Exercise brief: Give every line below again, exactly.

Records from a data collection
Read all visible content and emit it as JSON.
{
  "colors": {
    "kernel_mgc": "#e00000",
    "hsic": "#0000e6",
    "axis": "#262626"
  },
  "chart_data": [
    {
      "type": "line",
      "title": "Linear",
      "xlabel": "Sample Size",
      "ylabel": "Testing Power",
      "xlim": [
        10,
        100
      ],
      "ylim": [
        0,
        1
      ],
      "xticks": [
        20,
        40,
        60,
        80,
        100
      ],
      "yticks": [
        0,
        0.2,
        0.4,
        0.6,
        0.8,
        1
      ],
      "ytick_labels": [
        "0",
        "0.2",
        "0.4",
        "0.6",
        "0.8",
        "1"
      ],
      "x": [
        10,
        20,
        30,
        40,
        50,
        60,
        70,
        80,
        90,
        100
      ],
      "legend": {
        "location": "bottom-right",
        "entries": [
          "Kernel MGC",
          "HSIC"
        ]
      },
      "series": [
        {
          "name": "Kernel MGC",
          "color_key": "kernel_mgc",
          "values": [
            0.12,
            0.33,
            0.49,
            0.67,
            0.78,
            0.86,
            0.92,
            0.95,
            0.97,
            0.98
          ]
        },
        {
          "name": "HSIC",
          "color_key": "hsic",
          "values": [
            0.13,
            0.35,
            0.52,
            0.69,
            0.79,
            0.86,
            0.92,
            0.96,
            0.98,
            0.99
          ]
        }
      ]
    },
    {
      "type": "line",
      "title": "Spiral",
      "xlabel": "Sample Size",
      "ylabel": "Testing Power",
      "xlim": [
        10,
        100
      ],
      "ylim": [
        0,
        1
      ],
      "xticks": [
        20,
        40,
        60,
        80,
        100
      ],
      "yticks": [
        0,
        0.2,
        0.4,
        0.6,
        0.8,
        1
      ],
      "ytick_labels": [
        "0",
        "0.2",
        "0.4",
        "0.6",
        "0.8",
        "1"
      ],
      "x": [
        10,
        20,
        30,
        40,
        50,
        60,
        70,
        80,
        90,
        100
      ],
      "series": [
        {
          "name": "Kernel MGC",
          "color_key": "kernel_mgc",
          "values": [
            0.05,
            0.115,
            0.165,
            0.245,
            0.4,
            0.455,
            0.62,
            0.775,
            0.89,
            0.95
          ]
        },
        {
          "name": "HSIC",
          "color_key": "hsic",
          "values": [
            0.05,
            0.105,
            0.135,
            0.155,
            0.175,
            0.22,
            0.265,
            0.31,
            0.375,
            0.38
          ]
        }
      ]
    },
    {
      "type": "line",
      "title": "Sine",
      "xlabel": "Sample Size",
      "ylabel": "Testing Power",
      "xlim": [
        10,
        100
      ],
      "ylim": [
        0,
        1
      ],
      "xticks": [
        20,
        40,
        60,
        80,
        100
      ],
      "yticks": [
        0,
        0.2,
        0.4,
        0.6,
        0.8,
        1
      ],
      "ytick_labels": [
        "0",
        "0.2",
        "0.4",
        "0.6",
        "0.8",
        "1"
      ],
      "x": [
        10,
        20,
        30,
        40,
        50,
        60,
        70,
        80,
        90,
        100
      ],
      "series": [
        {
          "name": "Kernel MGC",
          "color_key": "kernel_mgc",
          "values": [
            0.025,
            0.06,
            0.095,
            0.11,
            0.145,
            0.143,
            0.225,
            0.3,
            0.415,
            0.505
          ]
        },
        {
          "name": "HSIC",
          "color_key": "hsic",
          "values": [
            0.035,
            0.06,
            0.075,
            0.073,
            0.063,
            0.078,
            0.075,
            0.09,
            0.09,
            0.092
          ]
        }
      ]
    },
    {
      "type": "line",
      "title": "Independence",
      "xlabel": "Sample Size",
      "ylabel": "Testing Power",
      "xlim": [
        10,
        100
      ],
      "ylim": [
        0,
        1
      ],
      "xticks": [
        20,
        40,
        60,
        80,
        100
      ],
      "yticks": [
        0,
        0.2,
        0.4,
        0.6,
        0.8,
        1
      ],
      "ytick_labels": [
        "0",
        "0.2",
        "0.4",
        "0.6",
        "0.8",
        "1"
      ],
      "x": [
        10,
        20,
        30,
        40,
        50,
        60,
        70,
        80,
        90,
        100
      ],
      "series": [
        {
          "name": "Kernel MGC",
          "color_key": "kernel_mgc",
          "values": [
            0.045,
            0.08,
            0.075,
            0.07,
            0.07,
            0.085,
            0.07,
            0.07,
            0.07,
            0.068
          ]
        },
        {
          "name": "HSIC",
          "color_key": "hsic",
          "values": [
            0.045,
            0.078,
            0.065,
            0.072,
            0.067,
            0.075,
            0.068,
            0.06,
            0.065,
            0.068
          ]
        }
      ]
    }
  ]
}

Full response:
Read all visible content and emit it as JSON.
{
  "colors": {
    "kernel_mgc": "#e00000",
    "hsic": "#0000e6",
    "axis": "#262626"
  },
  "chart_data": [
    {
      "type": "line",
      "title": "Linear",
      "xlabel": "Sample Size",
      "ylabel": "Testing Power",
      "xlim": [
        10,
        100
      ],
      "ylim": [
        0,
        1
      ],
      "xticks": [
        20,
        40,
        60,
        80,
        100
      ],
      "yticks": [
        0,
        0.2,
        0.4,
        0.6,
        0.8,
        1
      ],
      "ytick_labels": [
        "0",
        "0.2",
        "0.4",
        "0.6",
        "0.8",
        "1"
      ],
      "x": [
        10,
        20,
        30,
        40,
        50,
        60,
        70,
        80,
        90,
        100
      ],
      "legend": {
        "location": "bottom-right",
        "entries": [
          "Kernel MGC",
          "HSIC"
        ]
      },
      "series": [
        {
          "name": "Kernel MGC",
          "color_key": "kernel_mgc",
          "values": [
            0.12,
            0.33,
            0.49,
            0.67,
            0.78,
            0.86,
            0.92,
            0.95,
            0.97,
            0.98
          ]
        },
        {
          "name": "HSIC",
          "color_key": "hsic",
          "values": [
            0.13,
            0.35,
            0.52,
            0.69,
            0.79,
            0.86,
            0.92,
            0.96,
            0.98,
            0.99
          ]
        }
      ]
    },
    {
      "type": "line",
      "title": "Spiral",
      "xlabel": "Sample Size",
      "ylabel": "Testing Power",
      "xlim": [
        10,
        100
      ],
      "ylim": [
        0,
        1
      ],
      "xticks": [
        20,
        40,
        60,
        80,
        100
      ],
      "yticks": [
        0,
        0.2,
        0.4,
        0.6,
        0.8,
        1
      ],
      "ytick_labels": [
        "0",
        "0.2",
        "0.4",
        "0.6",
        "0.8",
        "1"
      ],
      "x": [
        10,
        20,
        30,
        40,
        50,
        60,
        70,
        80,
        90,
        100
      ],
      "series": [
        {
          "name": "Kernel MGC",
          "color_key": "kernel_mgc",
          "values": [
            0.05,
            0.115,
            0.165,
            0.245,
            0.4,
            0.455,
            0.62,
            0.775,
            0.89,
            0.95
          ]
        },
        {
          "name": "HSIC",
          "color_key": "hsic",
          "values": [
            0.05,
            0.105,
            0.135,
            0.155,
            0.175,
            0.22,
            0.265,
            0.31,
            0.375,
            0.38
          ]
        }
      ]
    },
    {
      "type": "line",
      "title": "Sine",
      "xlabel": "Sample Size",
      "ylabel": "Testing Power",
      "xlim": [
        10,
        100
      ],
      "ylim": [
        0,
        1
      ],
      "xticks": [
        20,
        40,
        60,
        80,
        100
      ],
      "yticks": [
        0,
        0.2,
        0.4,
        0.6,
        0.8,
        1
      ],
      "ytick_labels": [
        "0",
        "0.2",
        "0.4",
        "0.6",
        "0.8",
        "1"
      ],
      "x": [
        10,
        20,
        30,
        40,
        50,
        60,
        70,
        80,
        90,
        100
      ],
      "series": [
        {
          "name": "Kernel MGC",
          "color_key": "kernel_mgc",
          "values": [
            0.025,
            0.06,
            0.095,
            0.11,
            0.145,
            0.143,
            0.225,
            0.3,
            0.415,
            0.505
          ]
        },
        {
          "name": "HSIC",
          "color_key": "hsic",
          "values": [
            0.035,
            0.06,
            0.075,
            0.073,
            0.063,
            0.078,
            0.075,
            0.09,
            0.09,
            0.092
          ]
        }
      ]
    },
    {
      "type": "line",
      "title": "Independence",
      "xlabel": "Sample Size",
      "ylabel": "Testing Power",
      "xlim": [
        10,
        100
      ],
      "ylim": [
        0,
        1
      ],
      "xticks": [
        20,
        40,
        60,
        80,
        100
      ],
      "yticks": [
        0,
        0.2,
        0.4,
        0.6,
        0.8,
        1
      ],
      "ytick_labels": [
        "0",
        "0.2",
        "0.4",
        "0.6",
        "0.8",
        "1"
      ],
      "x": [
        10,
        20,
        30,
        40,
        50,
        60,
        70,
        80,
        90,
        100
      ],
      "series": [
        {
          "name": "Kernel MGC",
          "color_key": "kernel_mgc",
          "values": [
            0.045,
            0.08,
            0.075,
            0.07,
            0.07,
            0.085,
            0.07,
            0.07,
            0.07,
            0.068
          ]
        },
        {
          "name": "HSIC",
          "color_key": "hsic",
          "values": [
            0.045,
            0.078,
            0.065,
            0.072,
            0.067,
            0.075,
            0.068,
            0.06,
            0.065,
            0.068
          ]
        }
      ]
    }
  ]
}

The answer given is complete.